(PROBLEM TO SOLVE): Set each record down exactly, excluding all images.

(Extracted data entries)
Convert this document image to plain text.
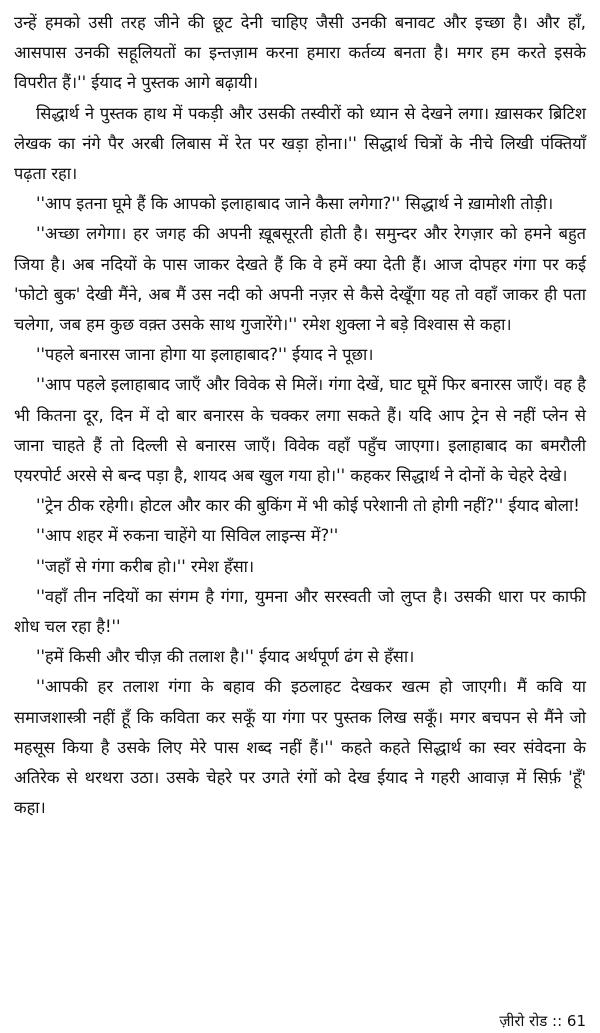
उन्हें हमको उसी तरह जीने की छूट देनी चाहिए जैसी उनकी बनावट और इच्छा है। और हाँ, आसपास उनकी सहूलियतों का इन्तज़ाम करना हमारा कर्तव्य बनता है। मगर हम करते इसके विपरीत हैं।'' ईयाद ने पुस्तक आगे बढ़ायी।

सिद्धार्थ ने पुस्तक हाथ में पकड़ी और उसकी तस्वीरों को ध्यान से देखने लगा। ख़ासकर ब्रिटिश लेखक का नंगे पैर अरबी लिबास में रेत पर खड़ा होना।'' सिद्धार्थ चित्रों के नीचे लिखी पंक्तियाँ पढ़ता रहा।

''आप इतना घूमे हैं कि आपको इलाहाबाद जाने कैसा लगेगा?'' सिद्धार्थ ने ख़ामोशी तोड़ी।

''अच्छा लगेगा। हर जगह की अपनी ख़ूबसूरती होती है। समुन्दर और रेगज़ार को हमने बहुत जिया है। अब नदियों के पास जाकर देखते हैं कि वे हमें क्या देती हैं। आज दोपहर गंगा पर कई 'फोटो बुक' देखी मैंने, अब मैं उस नदी को अपनी नज़र से कैसे देखूँगा यह तो वहाँ जाकर ही पता चलेगा, जब हम कुछ वक़्त उसके साथ गुजारेंगे।'' रमेश शुक्ला ने बड़े विश्वास से कहा।

''पहले बनारस जाना होगा या इलाहाबाद?'' ईयाद ने पूछा।

''आप पहले इलाहाबाद जाएँ और विवेक से मिलें। गंगा देखें, घाट घूमें फिर बनारस जाएँ। वह है भी कितना दूर, दिन में दो बार बनारस के चक्कर लगा सकते हैं। यदि आप ट्रेन से नहीं प्लेन से जाना चाहते हैं तो दिल्ली से बनारस जाएँ। विवेक वहाँ पहुँच जाएगा। इलाहाबाद का बमरौली एयरपोर्ट अरसे से बन्द पड़ा है, शायद अब खुल गया हो।'' कहकर सिद्धार्थ ने दोनों के चेहरे देखे।

''ट्रेन ठीक रहेगी। होटल और कार की बुकिंग में भी कोई परेशानी तो होगी नहीं?'' ईयाद बोला!

''आप शहर में रुकना चाहेंगे या सिविल लाइन्स में?''

''जहाँ से गंगा करीब हो।'' रमेश हँसा।

''वहाँ तीन नदियों का संगम है गंगा, युमना और सरस्वती जो लुप्त है। उसकी धारा पर काफी शोध चल रहा है!''

''हमें किसी और चीज़ की तलाश है।'' ईयाद अर्थपूर्ण ढंग से हँसा।

''आपकी हर तलाश गंगा के बहाव की इठलाहट देखकर खत्म हो जाएगी। मैं कवि या समाजशास्त्री नहीं हूँ कि कविता कर सकूँ या गंगा पर पुस्तक लिख सकूँ। मगर बचपन से मैंने जो महसूस किया है उसके लिए मेरे पास शब्द नहीं हैं।'' कहते कहते सिद्धार्थ का स्वर संवेदना के अतिरेक से थरथरा उठा। उसके चेहरे पर उगते रंगों को देख ईयाद ने गहरी आवाज़ में सिर्फ़ 'हूँ' कहा।

ज़ीरो रोड :: 61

(ANSWER TO THE PROBLEM):
Convert this document image to plain text.
उन्हें हमको उसी तरह जीने की छूट देनी चाहिए जैसी उनकी बनावट और इच्छा है। और हाँ, आसपास उनकी सहूलियतों का इन्तज़ाम करना हमारा कर्तव्य बनता है। मगर हम करते इसके विपरीत हैं।'' ईयाद ने पुस्तक आगे बढ़ायी।

सिद्धार्थ ने पुस्तक हाथ में पकड़ी और उसकी तस्वीरों को ध्यान से देखने लगा। ख़ासकर ब्रिटिश लेखक का नंगे पैर अरबी लिबास में रेत पर खड़ा होना।'' सिद्धार्थ चित्रों के नीचे लिखी पंक्तियाँ पढ़ता रहा।

''आप इतना घूमे हैं कि आपको इलाहाबाद जाने कैसा लगेगा?'' सिद्धार्थ ने ख़ामोशी तोड़ी।

''अच्छा लगेगा। हर जगह की अपनी ख़ूबसूरती होती है। समुन्दर और रेगज़ार को हमने बहुत जिया है। अब नदियों के पास जाकर देखते हैं कि वे हमें क्या देती हैं। आज दोपहर गंगा पर कई 'फोटो बुक' देखी मैंने, अब मैं उस नदी को अपनी नज़र से कैसे देखूँगा यह तो वहाँ जाकर ही पता चलेगा, जब हम कुछ वक़्त उसके साथ गुजारेंगे।'' रमेश शुक्ला ने बड़े विश्वास से कहा।

''पहले बनारस जाना होगा या इलाहाबाद?'' ईयाद ने पूछा।

''आप पहले इलाहाबाद जाएँ और विवेक से मिलें। गंगा देखें, घाट घूमें फिर बनारस जाएँ। वह है भी कितना दूर, दिन में दो बार बनारस के चक्कर लगा सकते हैं। यदि आप ट्रेन से नहीं प्लेन से जाना चाहते हैं तो दिल्ली से बनारस जाएँ। विवेक वहाँ पहुँच जाएगा। इलाहाबाद का बमरौली एयरपोर्ट अरसे से बन्द पड़ा है, शायद अब खुल गया हो।'' कहकर सिद्धार्थ ने दोनों के चेहरे देखे।

''ट्रेन ठीक रहेगी। होटल और कार की बुकिंग में भी कोई परेशानी तो होगी नहीं?'' ईयाद बोला!

''आप शहर में रुकना चाहेंगे या सिविल लाइन्स में?''

''जहाँ से गंगा करीब हो।'' रमेश हँसा।

''वहाँ तीन नदियों का संगम है गंगा, युमना और सरस्वती जो लुप्त है। उसकी धारा पर काफी शोध चल रहा है!''

''हमें किसी और चीज़ की तलाश है।'' ईयाद अर्थपूर्ण ढंग से हँसा।

''आपकी हर तलाश गंगा के बहाव की इठलाहट देखकर खत्म हो जाएगी। मैं कवि या समाजशास्त्री नहीं हूँ कि कविता कर सकूँ या गंगा पर पुस्तक लिख सकूँ। मगर बचपन से मैंने जो महसूस किया है उसके लिए मेरे पास शब्द नहीं हैं।'' कहते कहते सिद्धार्थ का स्वर संवेदना के अतिरेक से थरथरा उठा। उसके चेहरे पर उगते रंगों को देख ईयाद ने गहरी आवाज़ में सिर्फ़ 'हूँ' कहा।

ज़ीरो रोड :: 61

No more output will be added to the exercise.